## The task
Leave the pictures out and print every record below exactly as it stands.

## Exercise inputs
▬▬▬▬▬▬

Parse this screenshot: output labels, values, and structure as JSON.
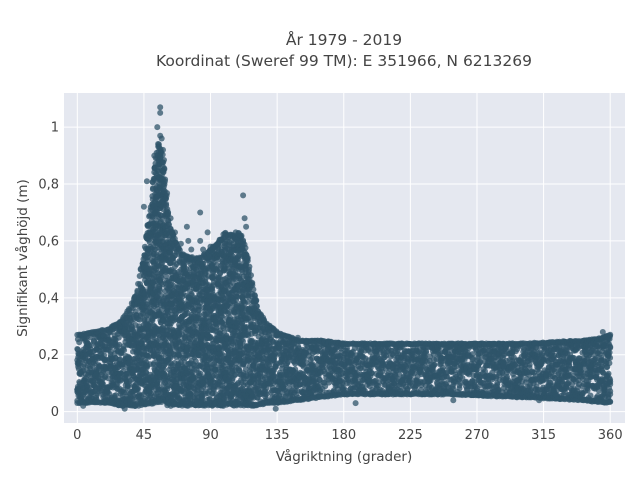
{
  "chart_data": {
    "type": "scatter",
    "title_line1": "År 1979 - 2019",
    "title_line2": "Koordinat (Sweref 99 TM): E 351966, N 6213269",
    "xlabel": "Vågriktning (grader)",
    "ylabel": "Signifikant våghöjd (m)",
    "xlim": [
      -9,
      370
    ],
    "ylim": [
      -0.04,
      1.12
    ],
    "xticks": [
      0,
      45,
      90,
      135,
      180,
      225,
      270,
      315,
      360
    ],
    "xtick_labels": [
      "0",
      "45",
      "90",
      "135",
      "180",
      "225",
      "270",
      "315",
      "360"
    ],
    "yticks": [
      0,
      0.2,
      0.4,
      0.6,
      0.8,
      1
    ],
    "ytick_labels": [
      "0",
      "0,2",
      "0,4",
      "0,6",
      "0,8",
      "1"
    ],
    "grid": true,
    "marker_color": "#2f5469",
    "plot_background": "#e5e8f0",
    "envelope": {
      "x": [
        0,
        10,
        20,
        30,
        35,
        40,
        45,
        50,
        52,
        55,
        58,
        62,
        70,
        80,
        88,
        95,
        100,
        105,
        110,
        115,
        118,
        122,
        128,
        135,
        150,
        165,
        180,
        200,
        250,
        300,
        340,
        355,
        360
      ],
      "y_max": [
        0.27,
        0.28,
        0.29,
        0.32,
        0.36,
        0.42,
        0.55,
        0.75,
        0.86,
        0.95,
        0.92,
        0.66,
        0.56,
        0.54,
        0.56,
        0.6,
        0.63,
        0.62,
        0.63,
        0.55,
        0.45,
        0.36,
        0.31,
        0.28,
        0.25,
        0.25,
        0.24,
        0.24,
        0.24,
        0.24,
        0.25,
        0.26,
        0.27
      ],
      "y_min": [
        0.03,
        0.03,
        0.03,
        0.02,
        0.02,
        0.02,
        0.02,
        0.02,
        0.03,
        0.03,
        0.03,
        0.02,
        0.02,
        0.02,
        0.02,
        0.02,
        0.02,
        0.02,
        0.02,
        0.02,
        0.02,
        0.02,
        0.03,
        0.03,
        0.04,
        0.05,
        0.06,
        0.06,
        0.06,
        0.05,
        0.04,
        0.03,
        0.03
      ]
    },
    "outliers": [
      {
        "x": 56,
        "y": 1.07
      },
      {
        "x": 56,
        "y": 1.05
      },
      {
        "x": 54,
        "y": 1.0
      },
      {
        "x": 56,
        "y": 0.97
      },
      {
        "x": 52,
        "y": 0.9
      },
      {
        "x": 57,
        "y": 0.96
      },
      {
        "x": 47,
        "y": 0.81
      },
      {
        "x": 45,
        "y": 0.72
      },
      {
        "x": 60,
        "y": 0.73
      },
      {
        "x": 63,
        "y": 0.68
      },
      {
        "x": 74,
        "y": 0.65
      },
      {
        "x": 83,
        "y": 0.7
      },
      {
        "x": 62,
        "y": 0.62
      },
      {
        "x": 66,
        "y": 0.63
      },
      {
        "x": 70,
        "y": 0.59
      },
      {
        "x": 75,
        "y": 0.6
      },
      {
        "x": 77,
        "y": 0.57
      },
      {
        "x": 83,
        "y": 0.6
      },
      {
        "x": 88,
        "y": 0.63
      },
      {
        "x": 85,
        "y": 0.57
      },
      {
        "x": 90,
        "y": 0.58
      },
      {
        "x": 112,
        "y": 0.76
      },
      {
        "x": 113,
        "y": 0.68
      },
      {
        "x": 110,
        "y": 0.62
      },
      {
        "x": 107,
        "y": 0.63
      },
      {
        "x": 114,
        "y": 0.65
      },
      {
        "x": 144,
        "y": 0.2
      },
      {
        "x": 149,
        "y": 0.26
      },
      {
        "x": 160,
        "y": 0.24
      },
      {
        "x": 188,
        "y": 0.03
      },
      {
        "x": 254,
        "y": 0.04
      },
      {
        "x": 271,
        "y": 0.06
      },
      {
        "x": 297,
        "y": 0.05
      },
      {
        "x": 312,
        "y": 0.04
      },
      {
        "x": 32,
        "y": 0.01
      },
      {
        "x": 134,
        "y": 0.01
      },
      {
        "x": 4,
        "y": 0.02
      },
      {
        "x": 355,
        "y": 0.28
      }
    ]
  }
}
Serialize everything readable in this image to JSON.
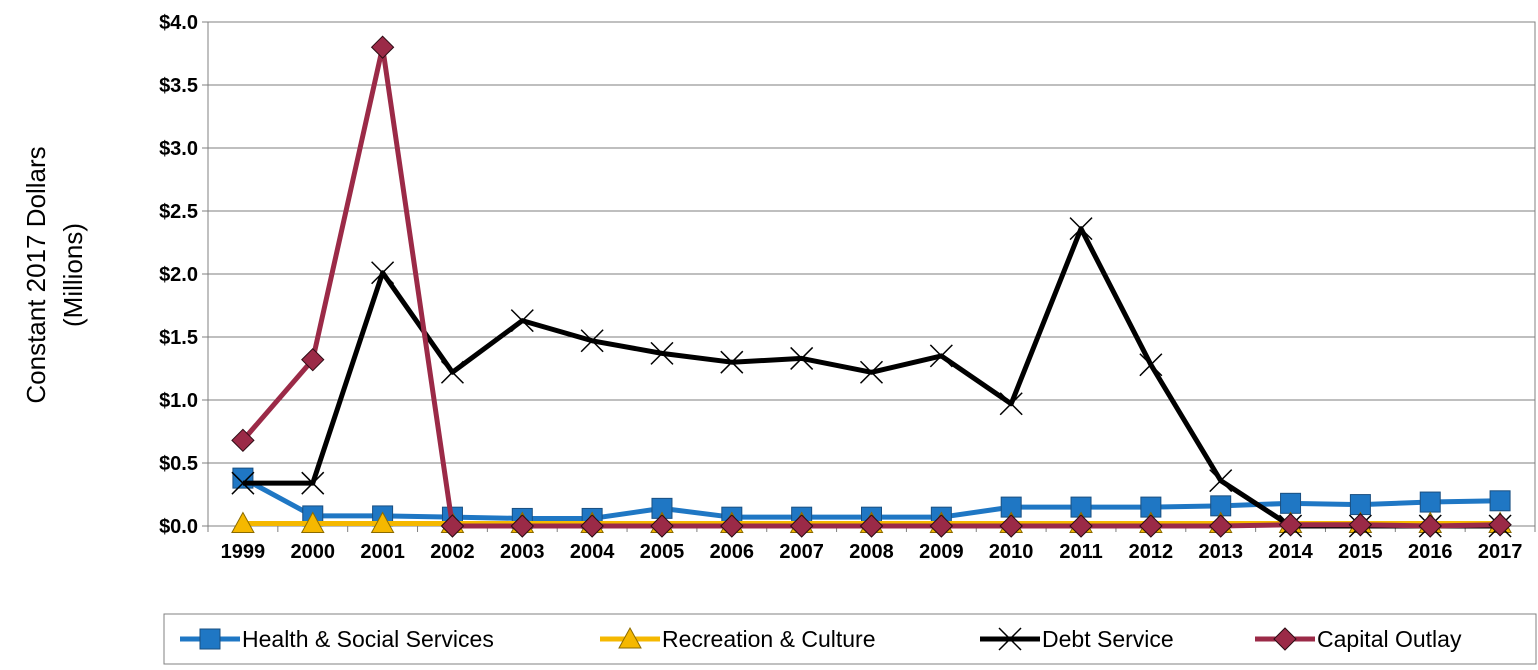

▬▬▬▬▬▬

## Finished task
Parse this screenshot: output labels, values, and structure as JSON.
{
  "chart_data": {
    "type": "scatter",
    "title_line1": "År 1979 - 2019",
    "title_line2": "Koordinat (Sweref 99 TM): E 351966, N 6213269",
    "xlabel": "Vågriktning (grader)",
    "ylabel": "Signifikant våghöjd (m)",
    "xlim": [
      -9,
      370
    ],
    "ylim": [
      -0.04,
      1.12
    ],
    "xticks": [
      0,
      45,
      90,
      135,
      180,
      225,
      270,
      315,
      360
    ],
    "xtick_labels": [
      "0",
      "45",
      "90",
      "135",
      "180",
      "225",
      "270",
      "315",
      "360"
    ],
    "yticks": [
      0,
      0.2,
      0.4,
      0.6,
      0.8,
      1
    ],
    "ytick_labels": [
      "0",
      "0,2",
      "0,4",
      "0,6",
      "0,8",
      "1"
    ],
    "grid": true,
    "marker_color": "#2f5469",
    "plot_background": "#e5e8f0",
    "envelope": {
      "x": [
        0,
        10,
        20,
        30,
        35,
        40,
        45,
        50,
        52,
        55,
        58,
        62,
        70,
        80,
        88,
        95,
        100,
        105,
        110,
        115,
        118,
        122,
        128,
        135,
        150,
        165,
        180,
        200,
        250,
        300,
        340,
        355,
        360
      ],
      "y_max": [
        0.27,
        0.28,
        0.29,
        0.32,
        0.36,
        0.42,
        0.55,
        0.75,
        0.86,
        0.95,
        0.92,
        0.66,
        0.56,
        0.54,
        0.56,
        0.6,
        0.63,
        0.62,
        0.63,
        0.55,
        0.45,
        0.36,
        0.31,
        0.28,
        0.25,
        0.25,
        0.24,
        0.24,
        0.24,
        0.24,
        0.25,
        0.26,
        0.27
      ],
      "y_min": [
        0.03,
        0.03,
        0.03,
        0.02,
        0.02,
        0.02,
        0.02,
        0.02,
        0.03,
        0.03,
        0.03,
        0.02,
        0.02,
        0.02,
        0.02,
        0.02,
        0.02,
        0.02,
        0.02,
        0.02,
        0.02,
        0.02,
        0.03,
        0.03,
        0.04,
        0.05,
        0.06,
        0.06,
        0.06,
        0.05,
        0.04,
        0.03,
        0.03
      ]
    },
    "outliers": [
      {
        "x": 56,
        "y": 1.07
      },
      {
        "x": 56,
        "y": 1.05
      },
      {
        "x": 54,
        "y": 1.0
      },
      {
        "x": 56,
        "y": 0.97
      },
      {
        "x": 52,
        "y": 0.9
      },
      {
        "x": 57,
        "y": 0.96
      },
      {
        "x": 47,
        "y": 0.81
      },
      {
        "x": 45,
        "y": 0.72
      },
      {
        "x": 60,
        "y": 0.73
      },
      {
        "x": 63,
        "y": 0.68
      },
      {
        "x": 74,
        "y": 0.65
      },
      {
        "x": 83,
        "y": 0.7
      },
      {
        "x": 62,
        "y": 0.62
      },
      {
        "x": 66,
        "y": 0.63
      },
      {
        "x": 70,
        "y": 0.59
      },
      {
        "x": 75,
        "y": 0.6
      },
      {
        "x": 77,
        "y": 0.57
      },
      {
        "x": 83,
        "y": 0.6
      },
      {
        "x": 88,
        "y": 0.63
      },
      {
        "x": 85,
        "y": 0.57
      },
      {
        "x": 90,
        "y": 0.58
      },
      {
        "x": 112,
        "y": 0.76
      },
      {
        "x": 113,
        "y": 0.68
      },
      {
        "x": 110,
        "y": 0.62
      },
      {
        "x": 107,
        "y": 0.63
      },
      {
        "x": 114,
        "y": 0.65
      },
      {
        "x": 144,
        "y": 0.2
      },
      {
        "x": 149,
        "y": 0.26
      },
      {
        "x": 160,
        "y": 0.24
      },
      {
        "x": 188,
        "y": 0.03
      },
      {
        "x": 254,
        "y": 0.04
      },
      {
        "x": 271,
        "y": 0.06
      },
      {
        "x": 297,
        "y": 0.05
      },
      {
        "x": 312,
        "y": 0.04
      },
      {
        "x": 32,
        "y": 0.01
      },
      {
        "x": 134,
        "y": 0.01
      },
      {
        "x": 4,
        "y": 0.02
      },
      {
        "x": 355,
        "y": 0.28
      }
    ]
  }
}
Serialize everything readable in this image to JSON.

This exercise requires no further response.